◆ **What the task requires**: Copy each record exactly as it reads, leaving out any pictures it holds.
** BEGIN Given information **
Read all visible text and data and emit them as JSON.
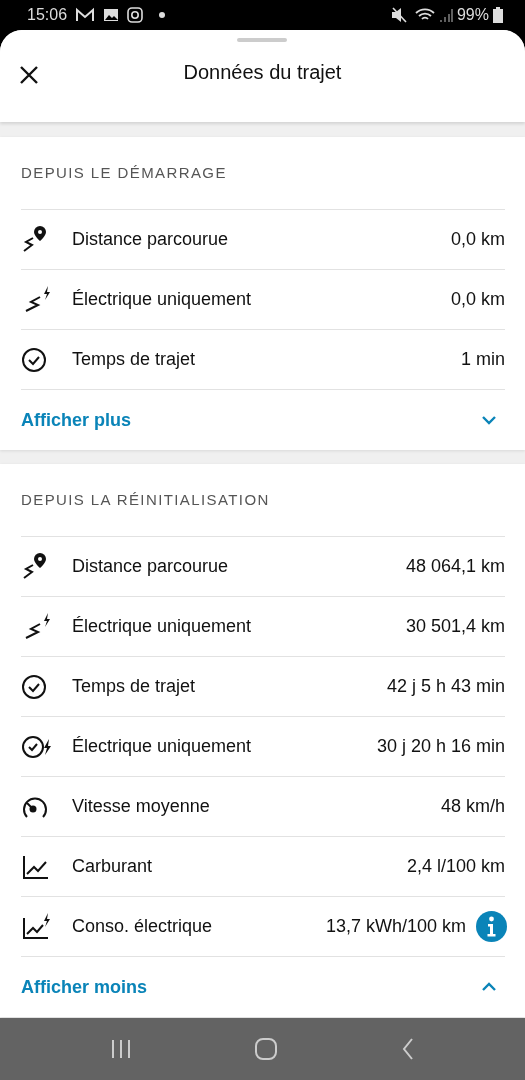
{
  "status_bar": {
    "time": "15:06",
    "battery": "99%"
  },
  "header": {
    "title": "Données du trajet"
  },
  "sections": [
    {
      "title": "DEPUIS LE DÉMARRAGE",
      "rows": [
        {
          "kind": "distance",
          "label": "Distance parcourue",
          "value": "0,0 km",
          "info": false
        },
        {
          "kind": "electric",
          "label": "Électrique uniquement",
          "value": "0,0 km",
          "info": false
        },
        {
          "kind": "clock",
          "label": "Temps de trajet",
          "value": "1 min",
          "info": false
        }
      ],
      "toggle": {
        "label": "Afficher plus",
        "expanded": false
      }
    },
    {
      "title": "DEPUIS LA RÉINITIALISATION",
      "rows": [
        {
          "kind": "distance",
          "label": "Distance parcourue",
          "value": "48 064,1 km",
          "info": false
        },
        {
          "kind": "electric",
          "label": "Électrique uniquement",
          "value": "30 501,4 km",
          "info": false
        },
        {
          "kind": "clock",
          "label": "Temps de trajet",
          "value": "42 j 5 h 43 min",
          "info": false
        },
        {
          "kind": "clockelectric",
          "label": "Électrique uniquement",
          "value": "30 j 20 h 16 min",
          "info": false
        },
        {
          "kind": "speedometer",
          "label": "Vitesse moyenne",
          "value": "48 km/h",
          "info": false
        },
        {
          "kind": "chart",
          "label": "Carburant",
          "value": "2,4 l/100 km",
          "info": false
        },
        {
          "kind": "chartelectric",
          "label": "Conso. électrique",
          "value": "13,7 kWh/100 km",
          "info": true
        }
      ],
      "toggle": {
        "label": "Afficher moins",
        "expanded": true
      }
    }
  ]
}
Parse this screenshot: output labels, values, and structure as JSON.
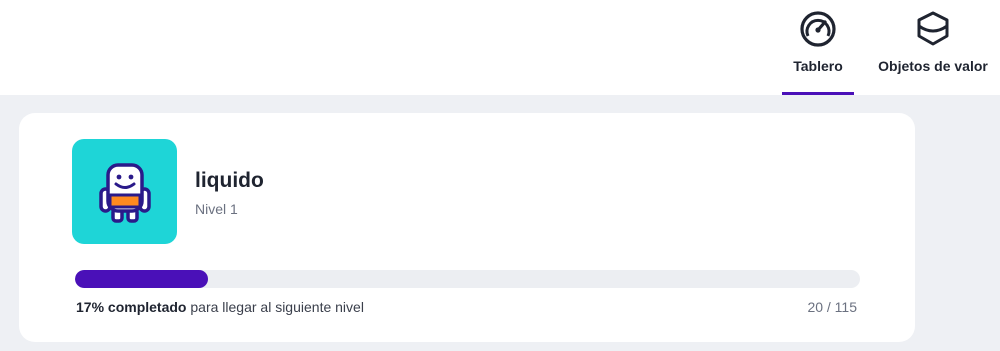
** END Given information **
◆ **Correct output**:
Read all visible text and data and emit them as JSON.
{
  "status_bar": {
    "time": "15:06",
    "battery": "99%"
  },
  "header": {
    "title": "Données du trajet"
  },
  "sections": [
    {
      "title": "DEPUIS LE DÉMARRAGE",
      "rows": [
        {
          "kind": "distance",
          "label": "Distance parcourue",
          "value": "0,0 km",
          "info": false
        },
        {
          "kind": "electric",
          "label": "Électrique uniquement",
          "value": "0,0 km",
          "info": false
        },
        {
          "kind": "clock",
          "label": "Temps de trajet",
          "value": "1 min",
          "info": false
        }
      ],
      "toggle": {
        "label": "Afficher plus",
        "expanded": false
      }
    },
    {
      "title": "DEPUIS LA RÉINITIALISATION",
      "rows": [
        {
          "kind": "distance",
          "label": "Distance parcourue",
          "value": "48 064,1 km",
          "info": false
        },
        {
          "kind": "electric",
          "label": "Électrique uniquement",
          "value": "30 501,4 km",
          "info": false
        },
        {
          "kind": "clock",
          "label": "Temps de trajet",
          "value": "42 j 5 h 43 min",
          "info": false
        },
        {
          "kind": "clockelectric",
          "label": "Électrique uniquement",
          "value": "30 j 20 h 16 min",
          "info": false
        },
        {
          "kind": "speedometer",
          "label": "Vitesse moyenne",
          "value": "48 km/h",
          "info": false
        },
        {
          "kind": "chart",
          "label": "Carburant",
          "value": "2,4 l/100 km",
          "info": false
        },
        {
          "kind": "chartelectric",
          "label": "Conso. électrique",
          "value": "13,7 kWh/100 km",
          "info": true
        }
      ],
      "toggle": {
        "label": "Afficher moins",
        "expanded": true
      }
    }
  ]
}
Parse this screenshot: output labels, values, and structure as JSON.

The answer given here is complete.